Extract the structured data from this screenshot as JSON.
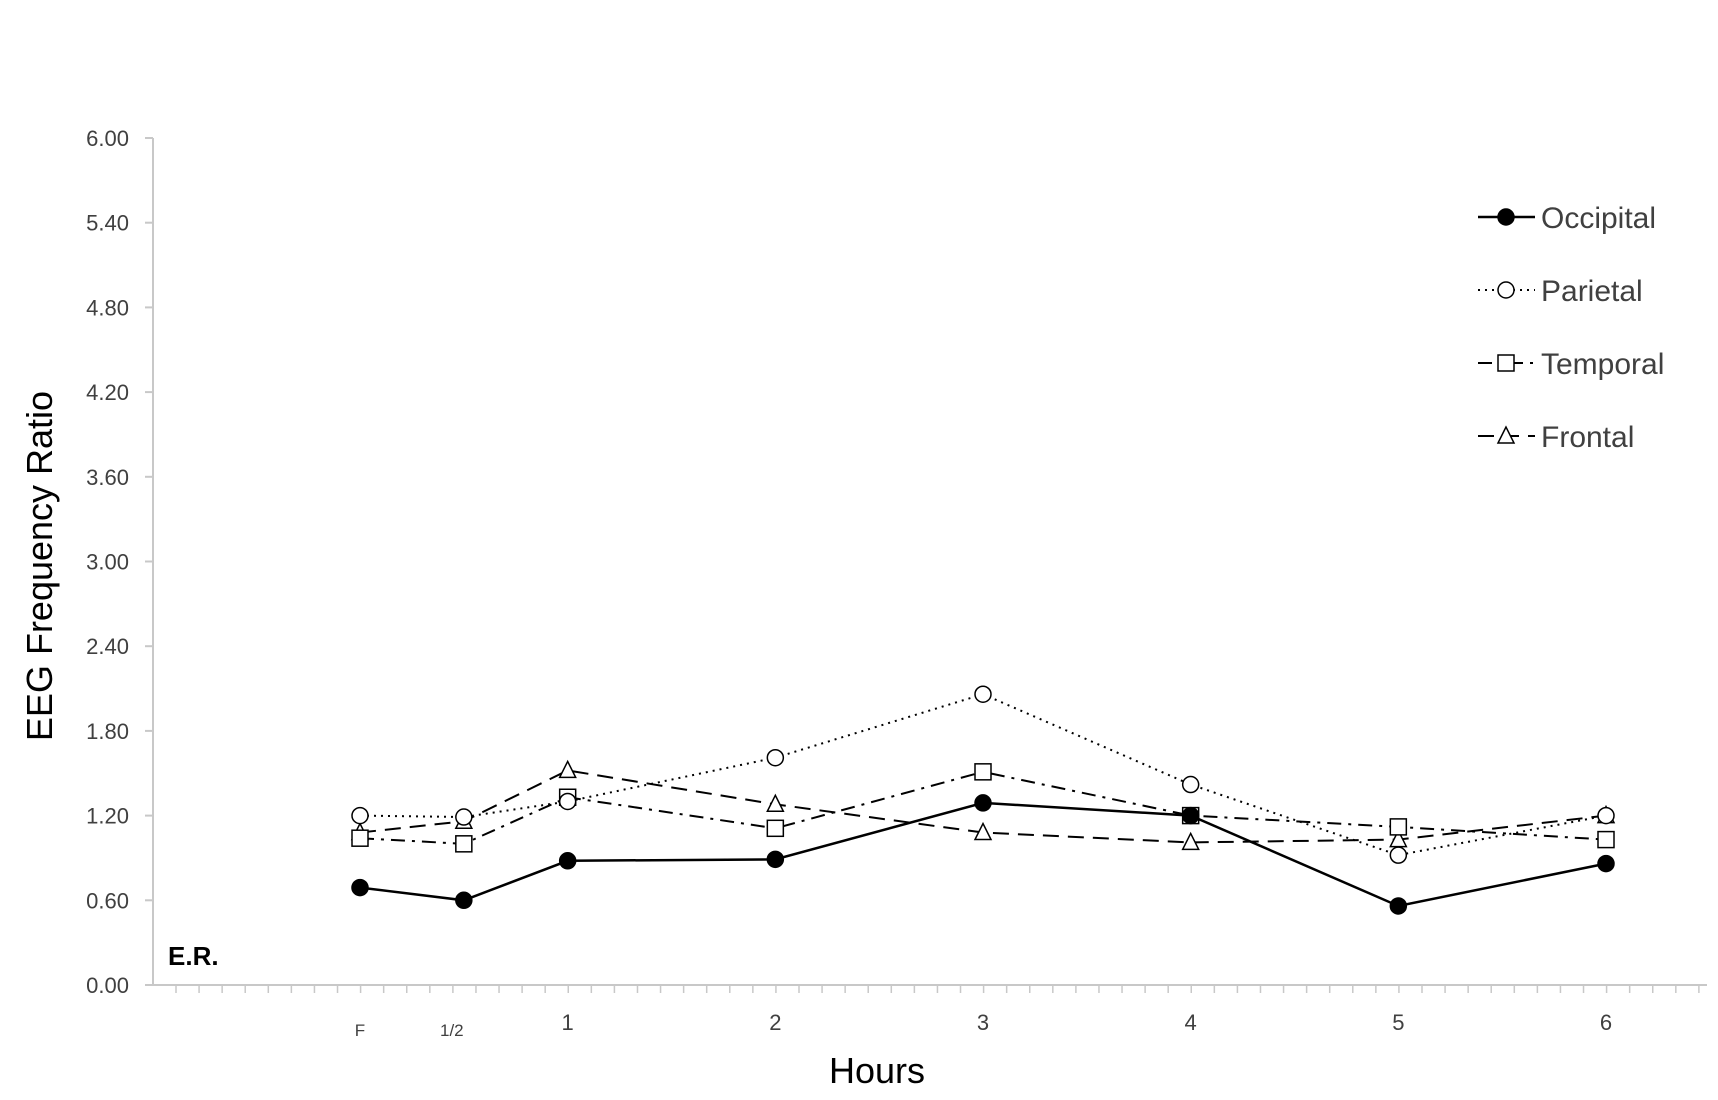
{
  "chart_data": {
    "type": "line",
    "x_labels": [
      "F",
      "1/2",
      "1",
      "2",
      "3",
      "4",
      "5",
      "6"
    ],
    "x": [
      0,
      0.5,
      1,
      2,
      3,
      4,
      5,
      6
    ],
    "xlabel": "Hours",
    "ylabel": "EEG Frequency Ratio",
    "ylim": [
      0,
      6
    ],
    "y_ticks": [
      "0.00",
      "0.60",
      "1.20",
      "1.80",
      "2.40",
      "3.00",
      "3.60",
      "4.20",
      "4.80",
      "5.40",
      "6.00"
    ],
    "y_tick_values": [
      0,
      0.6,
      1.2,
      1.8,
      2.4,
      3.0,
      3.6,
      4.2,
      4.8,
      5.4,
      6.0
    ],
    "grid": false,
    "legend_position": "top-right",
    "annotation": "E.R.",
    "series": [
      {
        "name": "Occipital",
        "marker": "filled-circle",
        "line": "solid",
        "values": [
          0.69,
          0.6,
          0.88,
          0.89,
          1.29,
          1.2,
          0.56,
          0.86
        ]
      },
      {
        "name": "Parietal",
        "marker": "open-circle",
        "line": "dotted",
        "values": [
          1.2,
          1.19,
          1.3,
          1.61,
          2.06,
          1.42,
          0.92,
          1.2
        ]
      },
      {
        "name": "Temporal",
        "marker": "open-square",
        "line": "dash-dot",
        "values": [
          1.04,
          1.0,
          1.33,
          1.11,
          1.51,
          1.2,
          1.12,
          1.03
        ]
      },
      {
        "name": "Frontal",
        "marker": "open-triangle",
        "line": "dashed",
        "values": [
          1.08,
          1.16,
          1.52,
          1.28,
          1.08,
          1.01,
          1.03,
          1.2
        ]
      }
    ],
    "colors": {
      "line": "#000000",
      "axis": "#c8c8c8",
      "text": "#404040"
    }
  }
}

_EXERCISE_: Write out the listing word for word, omitting the pictures it holds.

_OUTPUT_:
Extract the structured data from this screenshot as JSON.
{
  "chart_data": {
    "type": "line",
    "x_labels": [
      "F",
      "1/2",
      "1",
      "2",
      "3",
      "4",
      "5",
      "6"
    ],
    "x": [
      0,
      0.5,
      1,
      2,
      3,
      4,
      5,
      6
    ],
    "xlabel": "Hours",
    "ylabel": "EEG Frequency Ratio",
    "ylim": [
      0,
      6
    ],
    "y_ticks": [
      "0.00",
      "0.60",
      "1.20",
      "1.80",
      "2.40",
      "3.00",
      "3.60",
      "4.20",
      "4.80",
      "5.40",
      "6.00"
    ],
    "y_tick_values": [
      0,
      0.6,
      1.2,
      1.8,
      2.4,
      3.0,
      3.6,
      4.2,
      4.8,
      5.4,
      6.0
    ],
    "grid": false,
    "legend_position": "top-right",
    "annotation": "E.R.",
    "series": [
      {
        "name": "Occipital",
        "marker": "filled-circle",
        "line": "solid",
        "values": [
          0.69,
          0.6,
          0.88,
          0.89,
          1.29,
          1.2,
          0.56,
          0.86
        ]
      },
      {
        "name": "Parietal",
        "marker": "open-circle",
        "line": "dotted",
        "values": [
          1.2,
          1.19,
          1.3,
          1.61,
          2.06,
          1.42,
          0.92,
          1.2
        ]
      },
      {
        "name": "Temporal",
        "marker": "open-square",
        "line": "dash-dot",
        "values": [
          1.04,
          1.0,
          1.33,
          1.11,
          1.51,
          1.2,
          1.12,
          1.03
        ]
      },
      {
        "name": "Frontal",
        "marker": "open-triangle",
        "line": "dashed",
        "values": [
          1.08,
          1.16,
          1.52,
          1.28,
          1.08,
          1.01,
          1.03,
          1.2
        ]
      }
    ],
    "colors": {
      "line": "#000000",
      "axis": "#c8c8c8",
      "text": "#404040"
    }
  }
}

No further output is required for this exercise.